**DIRECTIVE**
Please give the material again from its first line to the line containing "229, 363, 417]", substituting "row-remark" for "row-note" and leaving everything else unchanged.
--
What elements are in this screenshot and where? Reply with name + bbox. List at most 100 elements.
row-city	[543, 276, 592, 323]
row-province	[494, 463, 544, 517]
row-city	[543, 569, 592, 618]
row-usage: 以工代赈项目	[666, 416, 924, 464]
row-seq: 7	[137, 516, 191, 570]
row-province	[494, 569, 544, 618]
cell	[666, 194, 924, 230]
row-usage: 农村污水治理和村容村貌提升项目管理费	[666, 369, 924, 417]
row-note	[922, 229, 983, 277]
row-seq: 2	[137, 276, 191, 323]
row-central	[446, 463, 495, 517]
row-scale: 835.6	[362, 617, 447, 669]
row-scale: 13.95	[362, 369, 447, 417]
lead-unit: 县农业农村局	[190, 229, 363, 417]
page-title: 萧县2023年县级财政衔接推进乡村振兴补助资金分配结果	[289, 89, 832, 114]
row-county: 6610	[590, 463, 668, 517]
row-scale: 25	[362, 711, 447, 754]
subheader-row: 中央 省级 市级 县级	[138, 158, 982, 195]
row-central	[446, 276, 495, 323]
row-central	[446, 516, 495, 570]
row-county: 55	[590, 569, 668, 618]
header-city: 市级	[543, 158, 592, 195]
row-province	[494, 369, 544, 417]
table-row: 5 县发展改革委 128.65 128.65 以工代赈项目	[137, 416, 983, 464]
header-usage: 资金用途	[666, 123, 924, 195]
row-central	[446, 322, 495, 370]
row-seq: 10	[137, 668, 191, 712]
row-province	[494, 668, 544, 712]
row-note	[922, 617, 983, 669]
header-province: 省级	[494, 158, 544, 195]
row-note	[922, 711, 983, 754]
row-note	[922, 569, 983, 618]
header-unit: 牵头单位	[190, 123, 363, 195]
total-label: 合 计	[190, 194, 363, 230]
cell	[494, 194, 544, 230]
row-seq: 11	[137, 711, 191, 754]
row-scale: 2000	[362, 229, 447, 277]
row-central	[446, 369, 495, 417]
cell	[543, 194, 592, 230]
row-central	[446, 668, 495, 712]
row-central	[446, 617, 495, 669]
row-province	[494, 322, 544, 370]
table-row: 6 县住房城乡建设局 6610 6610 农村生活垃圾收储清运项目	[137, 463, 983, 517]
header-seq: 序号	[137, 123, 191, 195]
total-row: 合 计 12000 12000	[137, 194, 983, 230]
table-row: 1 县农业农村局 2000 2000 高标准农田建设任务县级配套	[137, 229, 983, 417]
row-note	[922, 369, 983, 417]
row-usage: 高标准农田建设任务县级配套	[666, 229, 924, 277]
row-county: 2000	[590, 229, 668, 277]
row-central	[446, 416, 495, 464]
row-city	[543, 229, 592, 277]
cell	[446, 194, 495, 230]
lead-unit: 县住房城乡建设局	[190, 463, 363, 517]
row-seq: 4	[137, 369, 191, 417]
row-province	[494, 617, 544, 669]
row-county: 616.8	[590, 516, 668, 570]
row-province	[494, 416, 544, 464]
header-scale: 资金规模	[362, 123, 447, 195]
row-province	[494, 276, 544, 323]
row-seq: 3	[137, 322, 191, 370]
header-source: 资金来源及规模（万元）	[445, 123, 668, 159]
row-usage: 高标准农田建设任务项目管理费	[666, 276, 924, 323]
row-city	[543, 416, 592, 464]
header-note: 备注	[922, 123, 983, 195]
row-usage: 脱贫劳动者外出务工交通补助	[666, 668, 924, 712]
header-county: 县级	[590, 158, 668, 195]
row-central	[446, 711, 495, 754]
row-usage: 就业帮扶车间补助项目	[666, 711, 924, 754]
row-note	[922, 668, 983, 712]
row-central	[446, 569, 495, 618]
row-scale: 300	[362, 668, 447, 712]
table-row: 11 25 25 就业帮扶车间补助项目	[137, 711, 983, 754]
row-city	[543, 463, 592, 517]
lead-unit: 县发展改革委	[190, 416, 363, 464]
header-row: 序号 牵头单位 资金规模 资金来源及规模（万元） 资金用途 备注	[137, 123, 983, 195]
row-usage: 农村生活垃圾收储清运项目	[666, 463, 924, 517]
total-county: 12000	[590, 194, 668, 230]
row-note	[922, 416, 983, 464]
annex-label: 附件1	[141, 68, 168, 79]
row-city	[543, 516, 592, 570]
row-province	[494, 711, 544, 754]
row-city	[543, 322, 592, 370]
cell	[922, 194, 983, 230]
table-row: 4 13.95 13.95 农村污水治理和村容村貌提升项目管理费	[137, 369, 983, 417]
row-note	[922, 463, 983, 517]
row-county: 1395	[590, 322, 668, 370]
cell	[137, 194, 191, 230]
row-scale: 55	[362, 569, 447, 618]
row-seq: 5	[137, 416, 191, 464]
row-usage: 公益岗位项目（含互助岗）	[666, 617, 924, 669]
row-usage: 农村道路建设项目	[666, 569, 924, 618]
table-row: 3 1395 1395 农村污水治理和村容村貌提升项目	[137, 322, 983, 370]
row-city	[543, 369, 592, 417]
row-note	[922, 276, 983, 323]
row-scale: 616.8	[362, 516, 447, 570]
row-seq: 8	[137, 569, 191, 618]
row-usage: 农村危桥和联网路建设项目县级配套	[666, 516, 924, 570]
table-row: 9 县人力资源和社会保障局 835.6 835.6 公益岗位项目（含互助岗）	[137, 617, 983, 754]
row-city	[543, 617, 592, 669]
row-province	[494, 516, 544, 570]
--
**FULL ANSWER**
What elements are in this screenshot and where? Reply with name + bbox. List at most 100 elements.
row-city	[543, 276, 592, 323]
row-province	[494, 463, 544, 517]
row-city	[543, 569, 592, 618]
row-usage: 以工代赈项目	[666, 416, 924, 464]
row-seq: 7	[137, 516, 191, 570]
row-province	[494, 569, 544, 618]
cell	[666, 194, 924, 230]
row-usage: 农村污水治理和村容村貌提升项目管理费	[666, 369, 924, 417]
row-remark	[922, 229, 983, 277]
row-seq: 2	[137, 276, 191, 323]
row-central	[446, 463, 495, 517]
row-scale: 835.6	[362, 617, 447, 669]
row-scale: 13.95	[362, 369, 447, 417]
lead-unit: 县农业农村局	[190, 229, 363, 417]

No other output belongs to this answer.